==== RECORDS FOR THIS TASK ====

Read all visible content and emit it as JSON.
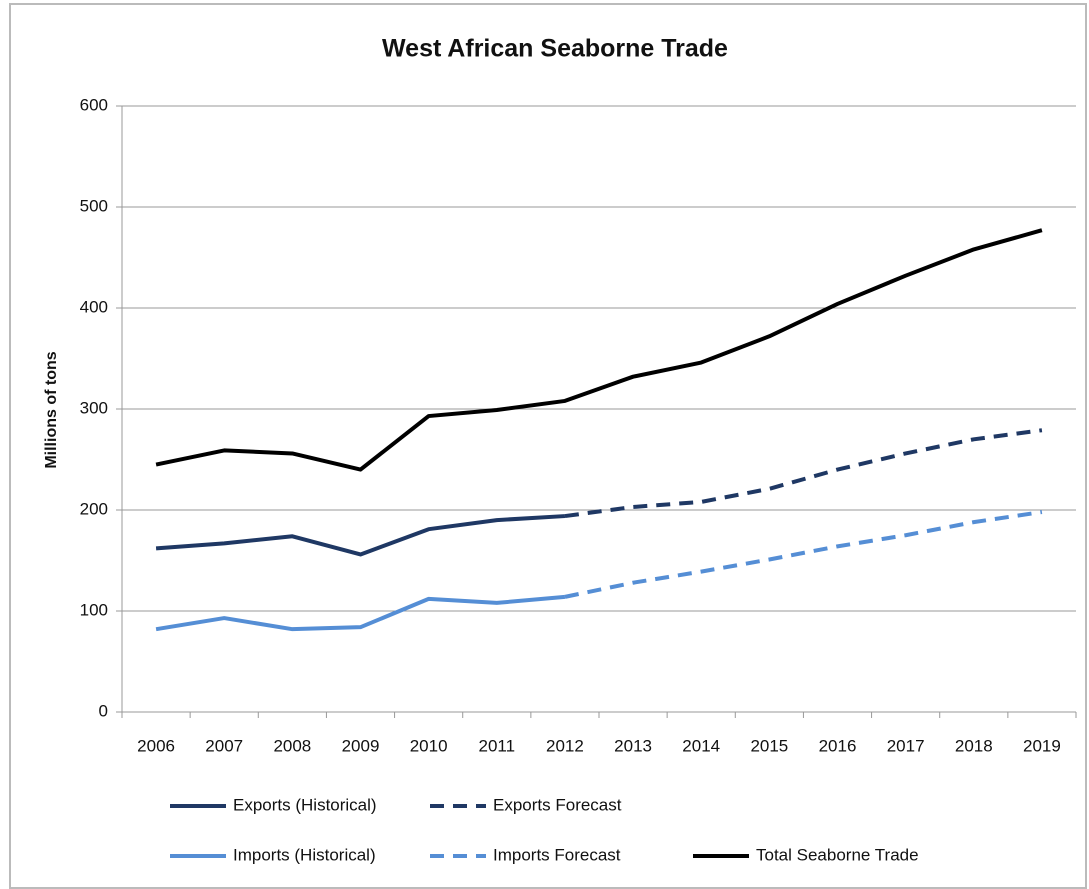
{
  "chart_data": {
    "type": "line",
    "title": "West African Seaborne Trade",
    "y_label": "Millions of tons",
    "categories": [
      "2006",
      "2007",
      "2008",
      "2009",
      "2010",
      "2011",
      "2012",
      "2013",
      "2014",
      "2015",
      "2016",
      "2017",
      "2018",
      "2019"
    ],
    "series": [
      {
        "name": "Exports (Historical)",
        "color": "#1f3864",
        "dashed": false,
        "values": [
          162,
          167,
          174,
          156,
          181,
          190,
          194,
          null,
          null,
          null,
          null,
          null,
          null,
          null
        ]
      },
      {
        "name": "Exports Forecast",
        "color": "#1f3864",
        "dashed": true,
        "values": [
          null,
          null,
          null,
          null,
          null,
          null,
          194,
          203,
          208,
          221,
          240,
          256,
          270,
          279
        ]
      },
      {
        "name": "Imports (Historical)",
        "color": "#558ed5",
        "dashed": false,
        "values": [
          82,
          93,
          82,
          84,
          112,
          108,
          114,
          null,
          null,
          null,
          null,
          null,
          null,
          null
        ]
      },
      {
        "name": "Imports Forecast",
        "color": "#558ed5",
        "dashed": true,
        "values": [
          null,
          null,
          null,
          null,
          null,
          null,
          114,
          128,
          139,
          151,
          164,
          175,
          188,
          198
        ]
      },
      {
        "name": "Total Seaborne Trade",
        "color": "#000000",
        "dashed": false,
        "values": [
          245,
          259,
          256,
          240,
          293,
          299,
          308,
          332,
          346,
          372,
          404,
          432,
          458,
          477
        ]
      }
    ],
    "ylim": [
      0,
      600
    ],
    "yticks": [
      0,
      100,
      200,
      300,
      400,
      500,
      600
    ],
    "grid": true,
    "legend": "bottom"
  }
}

====

■ AIM:
Repeat the full listing above exactly, with no pictures in the copy.

■ PROBLEM SOLUTION:
Read all visible content and emit it as JSON.
{
  "chart_data": {
    "type": "line",
    "title": "West African Seaborne Trade",
    "y_label": "Millions of tons",
    "categories": [
      "2006",
      "2007",
      "2008",
      "2009",
      "2010",
      "2011",
      "2012",
      "2013",
      "2014",
      "2015",
      "2016",
      "2017",
      "2018",
      "2019"
    ],
    "series": [
      {
        "name": "Exports (Historical)",
        "color": "#1f3864",
        "dashed": false,
        "values": [
          162,
          167,
          174,
          156,
          181,
          190,
          194,
          null,
          null,
          null,
          null,
          null,
          null,
          null
        ]
      },
      {
        "name": "Exports Forecast",
        "color": "#1f3864",
        "dashed": true,
        "values": [
          null,
          null,
          null,
          null,
          null,
          null,
          194,
          203,
          208,
          221,
          240,
          256,
          270,
          279
        ]
      },
      {
        "name": "Imports (Historical)",
        "color": "#558ed5",
        "dashed": false,
        "values": [
          82,
          93,
          82,
          84,
          112,
          108,
          114,
          null,
          null,
          null,
          null,
          null,
          null,
          null
        ]
      },
      {
        "name": "Imports Forecast",
        "color": "#558ed5",
        "dashed": true,
        "values": [
          null,
          null,
          null,
          null,
          null,
          null,
          114,
          128,
          139,
          151,
          164,
          175,
          188,
          198
        ]
      },
      {
        "name": "Total Seaborne Trade",
        "color": "#000000",
        "dashed": false,
        "values": [
          245,
          259,
          256,
          240,
          293,
          299,
          308,
          332,
          346,
          372,
          404,
          432,
          458,
          477
        ]
      }
    ],
    "ylim": [
      0,
      600
    ],
    "yticks": [
      0,
      100,
      200,
      300,
      400,
      500,
      600
    ],
    "grid": true,
    "legend": "bottom"
  }
}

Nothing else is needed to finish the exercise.